18 Haziran 2015

Demirel'i darbeyle devirecektim!

‘Sınıf düşmanı’mızdı. ‘İrtica’yı besleyen bir ‘Nurcu’ydu. Devrilmeliydi! Bunun için askeri kışkırttık

Demirel’i darbeyle devirmek istiyordum.
Askeri darbeyle devrim yolu açılacaktı.
Gazeteciliğe 1969’da böyle başlamıştım, Doğan Avcıoğlu’nun yanında, haftalık Devrim gazetesinde...
Demirel, Adalet Partisi’nin lideriydi, Başbakanlık koltuğunda oturuyordu.
 ‘Sınıf düşmanı’mızdı.
Amerikan emperyalizminin işbirlikçisi’ydi.
İrtica’yı besleyen bir ‘Nurcu’ydu.
Cici demokrasi’nin ürünüydü.
Devrilmeliydi!
Bunun için askeri kışkırttık.
Cunta’lar kuruldu.
Darbe ortamı oluşturmak için sağda solda bombalar patlatıldı.
Sahte bildiriler yayınladık.
Ve 1971’de Demirel devrildi.
Ama 12 Mart Muhtırası’yla Demirel’i deviren asker, bizi de devirdi. Darbe bizim darbe değil, Amerikan ürünü bir darbeydi.
Demokrasinin, solun kolu kanadı kırıldı 12 Mart’ta. Demirel kendisini deviren askerin anayasasına, idamlarına destek çıktı.
Yıllar geçti, bu radikal dönemimi, 1999’da Kimse Kızmasın Kendimi Yazdım adını taşıyan kitabımda ayrıntılarıyla yazdım.
O tarihte cumhurbaşkanı olan Demirel’e de gönderdim:
“Sayın Demirel, sizi darbeyle devirmek istediğim yıllarımın öyküsü...”
Yakın dostlarına bu kitabımı gösterirken, “İşte demokrasi budur, bunları yazabilmek ve bunları yaşayanların dostluk edebilmeleridir” dediğini biliyorum.

+-------+

» **Kısa görev 1**
Alıntıda, yazarın radikal dönemini 1999'da ayrıntılarıyla anlattığı kitabın adı nedir?
Alıntı ile liste birbirinden bağımsızdır.

(Bir kayıt dizisi)
+-------+

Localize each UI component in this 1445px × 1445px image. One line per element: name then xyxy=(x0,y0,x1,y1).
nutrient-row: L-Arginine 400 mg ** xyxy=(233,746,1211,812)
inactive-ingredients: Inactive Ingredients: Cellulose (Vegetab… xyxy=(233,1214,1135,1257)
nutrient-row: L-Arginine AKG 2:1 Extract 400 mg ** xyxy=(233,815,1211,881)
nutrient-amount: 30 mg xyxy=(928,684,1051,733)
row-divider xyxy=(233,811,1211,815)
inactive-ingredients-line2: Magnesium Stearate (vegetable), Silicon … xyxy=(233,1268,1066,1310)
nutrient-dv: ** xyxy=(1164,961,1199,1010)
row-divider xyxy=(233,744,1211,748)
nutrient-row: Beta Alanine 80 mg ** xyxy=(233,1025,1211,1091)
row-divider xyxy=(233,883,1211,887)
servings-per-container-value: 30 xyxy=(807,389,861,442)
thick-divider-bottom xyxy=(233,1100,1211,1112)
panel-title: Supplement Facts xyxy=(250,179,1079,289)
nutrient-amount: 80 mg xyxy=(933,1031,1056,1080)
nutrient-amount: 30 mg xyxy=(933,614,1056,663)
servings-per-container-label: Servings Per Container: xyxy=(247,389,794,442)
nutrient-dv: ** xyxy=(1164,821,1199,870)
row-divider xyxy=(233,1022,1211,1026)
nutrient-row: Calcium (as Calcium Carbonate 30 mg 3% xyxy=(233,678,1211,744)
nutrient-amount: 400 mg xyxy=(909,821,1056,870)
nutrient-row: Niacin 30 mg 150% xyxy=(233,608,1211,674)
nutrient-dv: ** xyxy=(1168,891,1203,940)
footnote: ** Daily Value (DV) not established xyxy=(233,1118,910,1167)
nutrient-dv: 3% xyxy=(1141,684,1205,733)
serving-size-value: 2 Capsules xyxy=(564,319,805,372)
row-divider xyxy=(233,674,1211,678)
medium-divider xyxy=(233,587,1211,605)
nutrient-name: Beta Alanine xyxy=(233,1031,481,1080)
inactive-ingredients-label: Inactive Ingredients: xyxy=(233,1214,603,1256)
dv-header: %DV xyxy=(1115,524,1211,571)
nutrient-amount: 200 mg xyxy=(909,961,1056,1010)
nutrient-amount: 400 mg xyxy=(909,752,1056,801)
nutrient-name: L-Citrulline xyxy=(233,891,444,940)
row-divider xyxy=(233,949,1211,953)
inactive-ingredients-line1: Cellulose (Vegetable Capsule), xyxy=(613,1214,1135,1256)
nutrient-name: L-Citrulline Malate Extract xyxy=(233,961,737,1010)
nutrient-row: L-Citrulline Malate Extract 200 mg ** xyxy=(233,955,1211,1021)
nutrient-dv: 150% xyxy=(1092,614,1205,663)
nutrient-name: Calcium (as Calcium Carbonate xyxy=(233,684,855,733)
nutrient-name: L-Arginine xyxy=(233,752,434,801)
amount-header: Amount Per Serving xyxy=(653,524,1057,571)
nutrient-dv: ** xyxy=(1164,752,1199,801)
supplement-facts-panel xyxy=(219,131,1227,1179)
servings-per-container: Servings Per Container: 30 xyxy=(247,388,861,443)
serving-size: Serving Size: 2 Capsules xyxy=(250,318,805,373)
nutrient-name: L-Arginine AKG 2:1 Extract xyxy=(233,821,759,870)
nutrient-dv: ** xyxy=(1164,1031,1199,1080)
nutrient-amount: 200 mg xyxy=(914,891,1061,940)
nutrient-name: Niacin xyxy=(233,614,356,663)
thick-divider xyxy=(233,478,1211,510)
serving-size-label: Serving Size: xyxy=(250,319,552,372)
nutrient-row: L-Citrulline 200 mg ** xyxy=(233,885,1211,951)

+-------+

» **Kısa görev 2**
Listenin başından "nutrient-name: L-Arginine xyxy=(233,752,434,801)" ifadesini içeren satıra kadar, iki uç da dahil olmak üzere, tüm satırları "Sıra" ve "Satır" sütunlarından oluşan bir Markdown tablosu olarak yazınız. Boş satırları tabloya almayınız.

» **Çıktı 1**
Kimse Kızmasın Kendimi Yazdım.

» **Çıktı 2**
| Sıra | Satır |
|---|---|
| 1 | Localize each UI component in this 1445px × 1445px image. One line per element: name then xyxy=(x0,y0,x1,y1). |
| 2 | nutrient-row: L-Arginine 400 mg ** xyxy=(233,746,1211,812) |
| 3 | inactive-ingredients: Inactive Ingredients: Cellulose (Vegetab… xyxy=(233,1214,1135,1257) |
| 4 | nutrient-row: L-Arginine AKG 2:1 Extract 400 mg ** xyxy=(233,815,1211,881) |
| 5 | nutrient-amount: 30 mg xyxy=(928,684,1051,733) |
| 6 | row-divider xyxy=(233,811,1211,815) |
| 7 | inactive-ingredients-line2: Magnesium Stearate (vegetable), Silicon … xyxy=(233,1268,1066,1310) |
| 8 | nutrient-dv: ** xyxy=(1164,961,1199,1010) |
| 9 | row-divider xyxy=(233,744,1211,748) |
| 10 | nutrient-row: Beta Alanine 80 mg ** xyxy=(233,1025,1211,1091) |
| 11 | row-divider xyxy=(233,883,1211,887) |
| 12 | servings-per-container-value: 30 xyxy=(807,389,861,442) |
| 13 | thick-divider-bottom xyxy=(233,1100,1211,1112) |
| 14 | panel-title: Supplement Facts xyxy=(250,179,1079,289) |
| 15 | nutrient-amount: 80 mg xyxy=(933,1031,1056,1080) |
| 16 | nutrient-amount: 30 mg xyxy=(933,614,1056,663) |
| 17 | servings-per-container-label: Servings Per Container: xyxy=(247,389,794,442) |
| 18 | nutrient-dv: ** xyxy=(1164,821,1199,870) |
| 19 | row-divider xyxy=(233,1022,1211,1026) |
| 20 | nutrient-row: Calcium (as Calcium Carbonate 30 mg 3% xyxy=(233,678,1211,744) |
| 21 | nutrient-amount: 400 mg xyxy=(909,821,1056,870) |
| 22 | nutrient-row: Niacin 30 mg 150% xyxy=(233,608,1211,674) |
| 23 | nutrient-dv: ** xyxy=(1168,891,1203,940) |
| 24 | footnote: ** Daily Value (DV) not established xyxy=(233,1118,910,1167) |
| 25 | nutrient-dv: 3% xyxy=(1141,684,1205,733) |
| 26 | serving-size-value: 2 Capsules xyxy=(564,319,805,372) |
| 27 | row-divider xyxy=(233,674,1211,678) |
| 28 | medium-divider xyxy=(233,587,1211,605) |
| 29 | nutrient-name: Beta Alanine xyxy=(233,1031,481,1080) |
| 30 | inactive-ingredients-label: Inactive Ingredients: xyxy=(233,1214,603,1256) |
| 31 | dv-header: %DV xyxy=(1115,524,1211,571) |
| 32 | nutrient-amount: 200 mg xyxy=(909,961,1056,1010) |
| 33 | nutrient-amount: 400 mg xyxy=(909,752,1056,801) |
| 34 | nutrient-name: L-Citrulline xyxy=(233,891,444,940) |
| 35 | row-divider xyxy=(233,949,1211,953) |
| 36 | inactive-ingredients-line1: Cellulose (Vegetable Capsule), xyxy=(613,1214,1135,1256) |
| 37 | nutrient-name: L-Citrulline Malate Extract xyxy=(233,961,737,1010) |
| 38 | nutrient-row: L-Citrulline Malate Extract 200 mg ** xyxy=(233,955,1211,1021) |
| 39 | nutrient-dv: 150% xyxy=(1092,614,1205,663) |
| 40 | nutrient-name: Calcium (as Calcium Carbonate xyxy=(233,684,855,733) |
| 41 | nutrient-name: L-Arginine xyxy=(233,752,434,801) |